---- RECORDS FOR THIS EXERCISE

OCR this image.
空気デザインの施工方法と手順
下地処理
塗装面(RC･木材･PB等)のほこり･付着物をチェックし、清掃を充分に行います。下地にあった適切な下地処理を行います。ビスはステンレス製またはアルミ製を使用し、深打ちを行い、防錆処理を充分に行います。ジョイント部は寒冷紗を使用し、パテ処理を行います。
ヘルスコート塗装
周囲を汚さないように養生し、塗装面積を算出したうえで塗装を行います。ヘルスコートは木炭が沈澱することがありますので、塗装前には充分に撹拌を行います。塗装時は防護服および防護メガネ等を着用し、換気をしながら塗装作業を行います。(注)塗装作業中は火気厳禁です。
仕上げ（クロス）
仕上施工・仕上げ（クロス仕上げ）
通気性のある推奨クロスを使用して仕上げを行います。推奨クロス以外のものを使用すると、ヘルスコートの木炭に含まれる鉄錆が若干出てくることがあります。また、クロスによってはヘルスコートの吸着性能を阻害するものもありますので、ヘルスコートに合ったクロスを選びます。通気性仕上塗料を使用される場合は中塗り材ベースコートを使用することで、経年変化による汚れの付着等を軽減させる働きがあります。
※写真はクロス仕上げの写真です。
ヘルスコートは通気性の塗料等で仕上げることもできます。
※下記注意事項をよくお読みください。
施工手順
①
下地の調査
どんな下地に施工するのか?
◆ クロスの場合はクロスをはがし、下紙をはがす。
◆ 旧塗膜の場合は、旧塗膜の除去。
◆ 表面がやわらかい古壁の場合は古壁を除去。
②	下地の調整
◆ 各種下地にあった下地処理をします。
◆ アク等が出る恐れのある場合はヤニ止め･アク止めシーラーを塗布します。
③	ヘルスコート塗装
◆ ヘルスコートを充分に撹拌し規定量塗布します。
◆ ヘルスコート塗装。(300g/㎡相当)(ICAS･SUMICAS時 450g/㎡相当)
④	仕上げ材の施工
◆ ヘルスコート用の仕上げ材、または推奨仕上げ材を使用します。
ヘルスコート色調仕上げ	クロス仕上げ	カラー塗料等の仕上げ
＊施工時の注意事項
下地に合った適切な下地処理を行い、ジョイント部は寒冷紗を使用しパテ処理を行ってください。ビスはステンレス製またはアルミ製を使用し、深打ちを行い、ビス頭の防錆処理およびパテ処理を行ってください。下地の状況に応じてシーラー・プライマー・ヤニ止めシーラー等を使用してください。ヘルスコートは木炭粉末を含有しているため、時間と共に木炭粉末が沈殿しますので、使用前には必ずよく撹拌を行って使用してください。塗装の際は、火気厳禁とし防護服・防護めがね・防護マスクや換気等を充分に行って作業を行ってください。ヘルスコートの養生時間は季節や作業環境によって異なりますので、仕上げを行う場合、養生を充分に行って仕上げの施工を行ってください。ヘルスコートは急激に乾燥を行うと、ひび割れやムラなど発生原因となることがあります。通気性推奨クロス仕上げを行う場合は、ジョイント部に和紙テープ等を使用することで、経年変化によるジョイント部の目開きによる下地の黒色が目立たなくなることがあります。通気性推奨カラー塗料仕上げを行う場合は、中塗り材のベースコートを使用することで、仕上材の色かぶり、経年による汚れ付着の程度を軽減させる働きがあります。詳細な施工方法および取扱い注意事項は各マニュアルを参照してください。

--------

**AIM OF THE EXERCISE:**
Please restate the data word for word, every record included.

**WRITTEN ANSWER:**
OCR this image.
空気デザインの施工方法と手順
下地処理
塗装面(RC･木材･PB等)のほこり･付着物をチェックし、清掃を充分に行います。下地にあった適切な下地処理を行います。ビスはステンレス製またはアルミ製を使用し、深打ちを行い、防錆処理を充分に行います。ジョイント部は寒冷紗を使用し、パテ処理を行います。
ヘルスコート塗装
周囲を汚さないように養生し、塗装面積を算出したうえで塗装を行います。ヘルスコートは木炭が沈澱することがありますので、塗装前には充分に撹拌を行います。塗装時は防護服および防護メガネ等を着用し、換気をしながら塗装作業を行います。(注)塗装作業中は火気厳禁です。
仕上げ（クロス）
仕上施工・仕上げ（クロス仕上げ）
通気性のある推奨クロスを使用して仕上げを行います。推奨クロス以外のものを使用すると、ヘルスコートの木炭に含まれる鉄錆が若干出てくることがあります。また、クロスによってはヘルスコートの吸着性能を阻害するものもありますので、ヘルスコートに合ったクロスを選びます。通気性仕上塗料を使用される場合は中塗り材ベースコートを使用することで、経年変化による汚れの付着等を軽減させる働きがあります。
※写真はクロス仕上げの写真です。
ヘルスコートは通気性の塗料等で仕上げることもできます。
※下記注意事項をよくお読みください。
施工手順
①
下地の調査
どんな下地に施工するのか?
◆ クロスの場合はクロスをはがし、下紙をはがす。
◆ 旧塗膜の場合は、旧塗膜の除去。
◆ 表面がやわらかい古壁の場合は古壁を除去。
②	下地の調整
◆ 各種下地にあった下地処理をします。
◆ アク等が出る恐れのある場合はヤニ止め･アク止めシーラーを塗布します。
③	ヘルスコート塗装
◆ ヘルスコートを充分に撹拌し規定量塗布します。
◆ ヘルスコート塗装。(300g/㎡相当)(ICAS･SUMICAS時 450g/㎡相当)
④	仕上げ材の施工
◆ ヘルスコート用の仕上げ材、または推奨仕上げ材を使用します。
ヘルスコート色調仕上げ	クロス仕上げ	カラー塗料等の仕上げ
＊施工時の注意事項
下地に合った適切な下地処理を行い、ジョイント部は寒冷紗を使用しパテ処理を行ってください。ビスはステンレス製またはアルミ製を使用し、深打ちを行い、ビス頭の防錆処理およびパテ処理を行ってください。下地の状況に応じてシーラー・プライマー・ヤニ止めシーラー等を使用してください。ヘルスコートは木炭粉末を含有しているため、時間と共に木炭粉末が沈殿しますので、使用前には必ずよく撹拌を行って使用してください。塗装の際は、火気厳禁とし防護服・防護めがね・防護マスクや換気等を充分に行って作業を行ってください。ヘルスコートの養生時間は季節や作業環境によって異なりますので、仕上げを行う場合、養生を充分に行って仕上げの施工を行ってください。ヘルスコートは急激に乾燥を行うと、ひび割れやムラなど発生原因となることがあります。通気性推奨クロス仕上げを行う場合は、ジョイント部に和紙テープ等を使用することで、経年変化によるジョイント部の目開きによる下地の黒色が目立たなくなることがあります。通気性推奨カラー塗料仕上げを行う場合は、中塗り材のベースコートを使用することで、仕上材の色かぶり、経年による汚れ付着の程度を軽減させる働きがあります。詳細な施工方法および取扱い注意事項は各マニュアルを参照してください。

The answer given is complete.